_The task_
Print all of the entries exactly, minus the pictures.

◇ ◇ ◇

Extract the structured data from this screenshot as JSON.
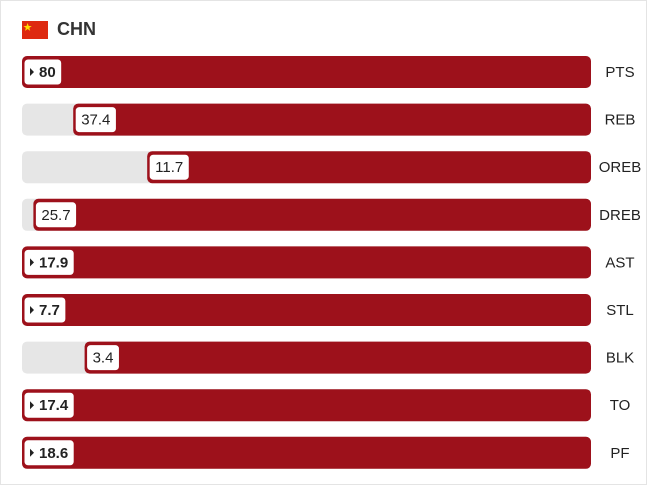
{
  "team": "CHN",
  "chart_data": {
    "type": "bar",
    "categories": [
      "PTS",
      "REB",
      "OREB",
      "DREB",
      "AST",
      "STL",
      "BLK",
      "TO",
      "PF"
    ],
    "values": [
      80,
      37.4,
      11.7,
      25.7,
      17.9,
      7.7,
      3.4,
      17.4,
      18.6
    ],
    "bar_share": [
      100,
      91,
      78,
      98,
      100,
      100,
      89,
      100,
      100
    ],
    "leader": [
      true,
      false,
      false,
      false,
      true,
      true,
      false,
      true,
      true
    ],
    "color": "#9d111b",
    "track_color": "#e6e6e6"
  }
}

◇ ◇ ◇

_Exercise answer_
Extract the structured data from this screenshot as JSON.
{
  "team": "CHN",
  "chart_data": {
    "type": "bar",
    "categories": [
      "PTS",
      "REB",
      "OREB",
      "DREB",
      "AST",
      "STL",
      "BLK",
      "TO",
      "PF"
    ],
    "values": [
      80,
      37.4,
      11.7,
      25.7,
      17.9,
      7.7,
      3.4,
      17.4,
      18.6
    ],
    "bar_share": [
      100,
      91,
      78,
      98,
      100,
      100,
      89,
      100,
      100
    ],
    "leader": [
      true,
      false,
      false,
      false,
      true,
      true,
      false,
      true,
      true
    ],
    "color": "#9d111b",
    "track_color": "#e6e6e6"
  }
}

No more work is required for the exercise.